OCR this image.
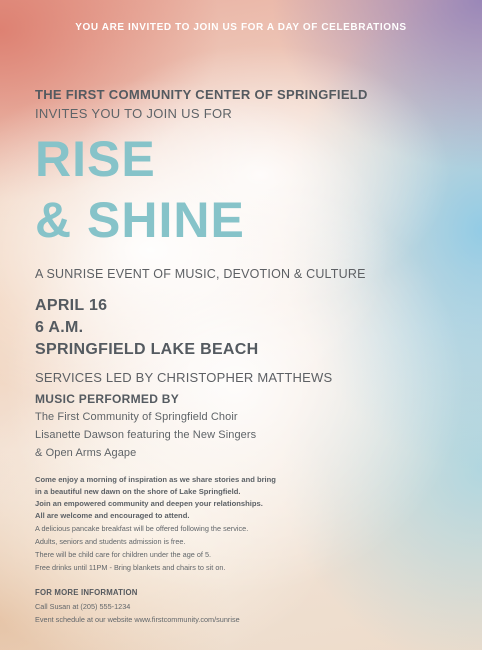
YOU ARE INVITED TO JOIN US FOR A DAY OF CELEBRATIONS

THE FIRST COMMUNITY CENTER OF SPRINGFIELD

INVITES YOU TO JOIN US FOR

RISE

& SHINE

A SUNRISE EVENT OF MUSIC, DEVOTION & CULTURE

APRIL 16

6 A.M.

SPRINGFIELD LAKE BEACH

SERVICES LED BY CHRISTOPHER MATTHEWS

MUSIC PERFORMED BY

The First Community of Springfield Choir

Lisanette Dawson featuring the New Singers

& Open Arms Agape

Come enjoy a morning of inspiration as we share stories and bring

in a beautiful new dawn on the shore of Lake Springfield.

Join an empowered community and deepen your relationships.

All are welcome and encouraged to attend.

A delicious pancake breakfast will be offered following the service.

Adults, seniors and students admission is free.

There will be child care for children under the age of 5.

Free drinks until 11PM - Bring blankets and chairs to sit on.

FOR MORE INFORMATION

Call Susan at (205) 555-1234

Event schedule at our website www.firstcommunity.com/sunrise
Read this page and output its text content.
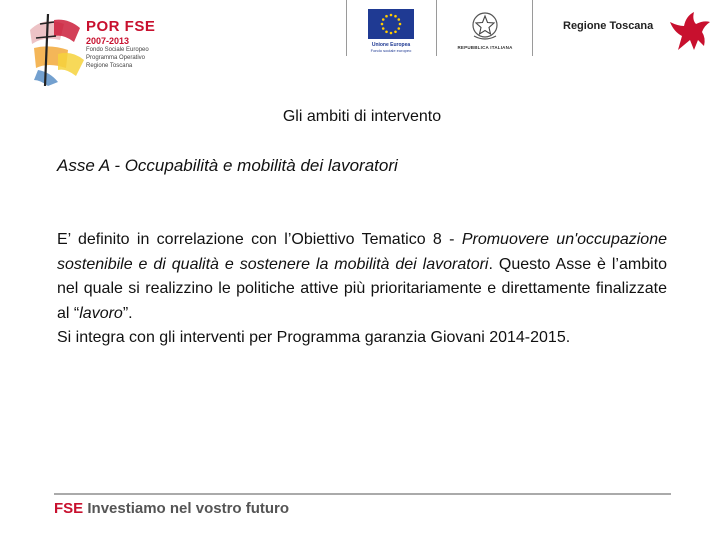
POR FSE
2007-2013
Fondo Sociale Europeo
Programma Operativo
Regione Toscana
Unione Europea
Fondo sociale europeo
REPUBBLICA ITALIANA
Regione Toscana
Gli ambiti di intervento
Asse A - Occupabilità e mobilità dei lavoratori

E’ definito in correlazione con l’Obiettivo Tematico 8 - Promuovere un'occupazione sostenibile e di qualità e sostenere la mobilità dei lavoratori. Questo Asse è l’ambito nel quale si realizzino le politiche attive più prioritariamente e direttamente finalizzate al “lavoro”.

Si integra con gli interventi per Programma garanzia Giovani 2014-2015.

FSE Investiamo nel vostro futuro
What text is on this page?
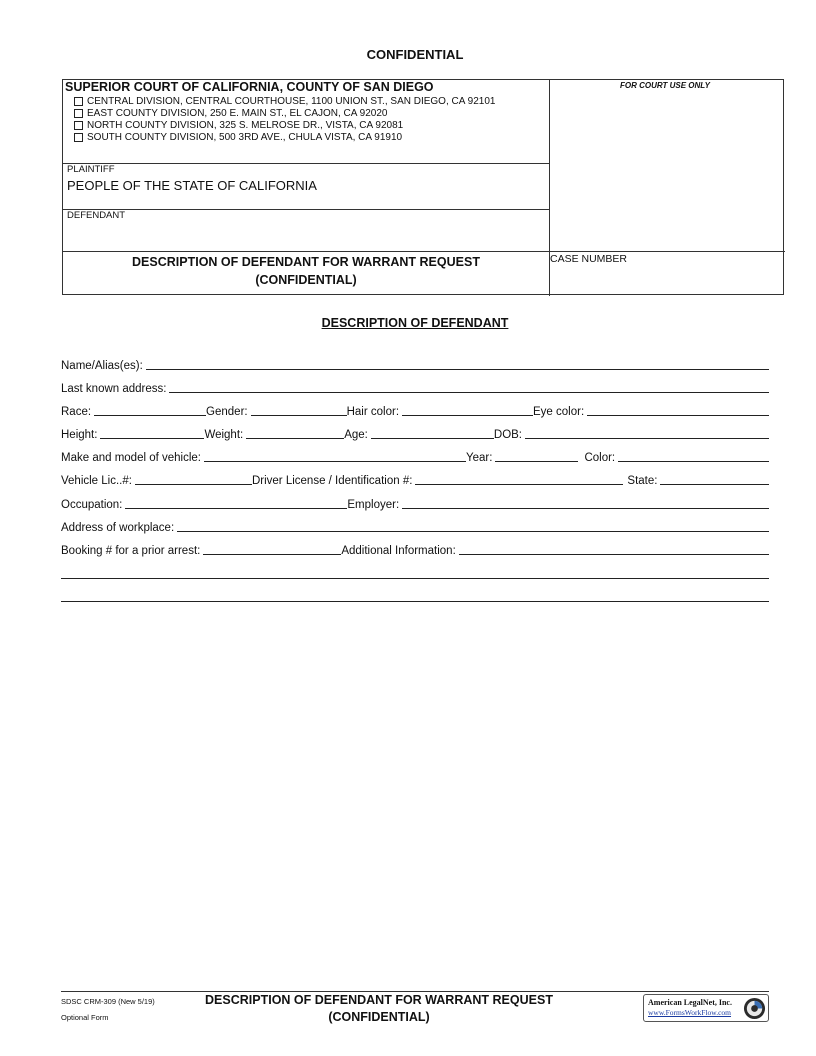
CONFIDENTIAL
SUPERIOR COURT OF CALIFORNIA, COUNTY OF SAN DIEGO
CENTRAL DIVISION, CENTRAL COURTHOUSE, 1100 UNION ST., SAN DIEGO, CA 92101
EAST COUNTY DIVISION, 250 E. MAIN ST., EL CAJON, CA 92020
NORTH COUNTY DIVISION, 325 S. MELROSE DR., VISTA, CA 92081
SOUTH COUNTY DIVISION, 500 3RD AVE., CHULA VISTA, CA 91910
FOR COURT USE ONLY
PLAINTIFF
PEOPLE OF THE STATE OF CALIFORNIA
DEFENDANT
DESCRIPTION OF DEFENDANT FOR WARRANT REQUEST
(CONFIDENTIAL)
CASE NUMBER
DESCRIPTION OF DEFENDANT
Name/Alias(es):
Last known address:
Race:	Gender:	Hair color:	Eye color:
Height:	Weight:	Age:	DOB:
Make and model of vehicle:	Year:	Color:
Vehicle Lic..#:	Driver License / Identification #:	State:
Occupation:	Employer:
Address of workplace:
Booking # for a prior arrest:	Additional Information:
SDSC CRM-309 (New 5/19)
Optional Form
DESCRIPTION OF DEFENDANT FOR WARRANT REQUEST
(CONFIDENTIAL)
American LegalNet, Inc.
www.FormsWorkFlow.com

■ ■ ■

■ What the exercise asks
Skip the images and write out the rest of the listing exactly.

■ The result
OCR this image.
YOU ARE INVITED TO JOIN US FOR A DAY OF CELEBRATIONS

THE FIRST COMMUNITY CENTER OF SPRINGFIELD

INVITES YOU TO JOIN US FOR

RISE

& SHINE

A SUNRISE EVENT OF MUSIC, DEVOTION & CULTURE

APRIL 16

6 A.M.

SPRINGFIELD LAKE BEACH

SERVICES LED BY CHRISTOPHER MATTHEWS

MUSIC PERFORMED BY

The First Community of Springfield Choir

Lisanette Dawson featuring the New Singers

& Open Arms Agape

Come enjoy a morning of inspiration as we share stories and bring

in a beautiful new dawn on the shore of Lake Springfield.

Join an empowered community and deepen your relationships.

All are welcome and encouraged to attend.

A delicious pancake breakfast will be offered following the service.

Adults, seniors and students admission is free.

There will be child care for children under the age of 5.

Free drinks until 11PM - Bring blankets and chairs to sit on.

FOR MORE INFORMATION

Call Susan at (205) 555-1234

Event schedule at our website www.firstcommunity.com/sunrise
Read this page and output its text content.
POR FSE
2007-2013
Fondo Sociale Europeo
Programma Operativo
Regione Toscana
Unione Europea
Fondo sociale europeo
REPUBBLICA ITALIANA
Regione Toscana
Gli ambiti di intervento
Asse A - Occupabilità e mobilità dei lavoratori

E’ definito in correlazione con l’Obiettivo Tematico 8 - Promuovere un'occupazione sostenibile e di qualità e sostenere la mobilità dei lavoratori. Questo Asse è l’ambito nel quale si realizzino le politiche attive più prioritariamente e direttamente finalizzate al “lavoro”.

Si integra con gli interventi per Programma garanzia Giovani 2014-2015.

FSE Investiamo nel vostro futuro
What text is on this page?
CONFIDENTIAL
SUPERIOR COURT OF CALIFORNIA, COUNTY OF SAN DIEGO
CENTRAL DIVISION, CENTRAL COURTHOUSE, 1100 UNION ST., SAN DIEGO, CA 92101
EAST COUNTY DIVISION, 250 E. MAIN ST., EL CAJON, CA 92020
NORTH COUNTY DIVISION, 325 S. MELROSE DR., VISTA, CA 92081
SOUTH COUNTY DIVISION, 500 3RD AVE., CHULA VISTA, CA 91910
FOR COURT USE ONLY
PLAINTIFF
PEOPLE OF THE STATE OF CALIFORNIA
DEFENDANT
DESCRIPTION OF DEFENDANT FOR WARRANT REQUEST
(CONFIDENTIAL)
CASE NUMBER
DESCRIPTION OF DEFENDANT
Name/Alias(es):
Last known address:
Race:	Gender:	Hair color:	Eye color:
Height:	Weight:	Age:	DOB:
Make and model of vehicle:	Year:	Color:
Vehicle Lic..#:	Driver License / Identification #:	State:
Occupation:	Employer:
Address of workplace:
Booking # for a prior arrest:	Additional Information:
SDSC CRM-309 (New 5/19)
Optional Form
DESCRIPTION OF DEFENDANT FOR WARRANT REQUEST
(CONFIDENTIAL)
American LegalNet, Inc.
www.FormsWorkFlow.com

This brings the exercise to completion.